=== Data provided ===
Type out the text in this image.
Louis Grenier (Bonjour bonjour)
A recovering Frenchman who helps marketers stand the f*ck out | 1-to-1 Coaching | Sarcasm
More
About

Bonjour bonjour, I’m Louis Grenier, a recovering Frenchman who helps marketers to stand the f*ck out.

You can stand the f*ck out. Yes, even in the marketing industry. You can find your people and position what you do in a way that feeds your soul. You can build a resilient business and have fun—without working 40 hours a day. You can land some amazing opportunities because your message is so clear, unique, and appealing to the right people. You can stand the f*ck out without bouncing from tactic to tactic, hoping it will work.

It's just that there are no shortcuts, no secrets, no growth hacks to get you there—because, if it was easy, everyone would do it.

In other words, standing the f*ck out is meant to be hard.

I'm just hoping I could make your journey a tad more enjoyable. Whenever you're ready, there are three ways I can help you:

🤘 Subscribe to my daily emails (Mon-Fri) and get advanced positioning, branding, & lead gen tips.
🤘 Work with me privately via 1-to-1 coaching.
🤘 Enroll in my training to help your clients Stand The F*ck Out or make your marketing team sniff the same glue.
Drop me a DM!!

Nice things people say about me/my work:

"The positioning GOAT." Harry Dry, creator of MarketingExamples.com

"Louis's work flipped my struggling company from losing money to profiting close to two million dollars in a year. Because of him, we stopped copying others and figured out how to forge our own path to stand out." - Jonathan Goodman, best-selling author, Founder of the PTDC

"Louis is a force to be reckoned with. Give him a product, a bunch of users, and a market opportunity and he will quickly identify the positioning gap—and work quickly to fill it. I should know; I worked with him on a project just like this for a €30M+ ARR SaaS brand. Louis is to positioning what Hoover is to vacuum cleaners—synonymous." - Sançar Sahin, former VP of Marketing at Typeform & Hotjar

=== Given exercise ===
From the data, list each line in which the string "Bonjour" appears.

=== Exercise answer ===
Louis Grenier (Bonjour bonjour)
Bonjour bonjour, I’m Louis Grenier, a recovering Frenchman who helps marketers to stand the f*ck out.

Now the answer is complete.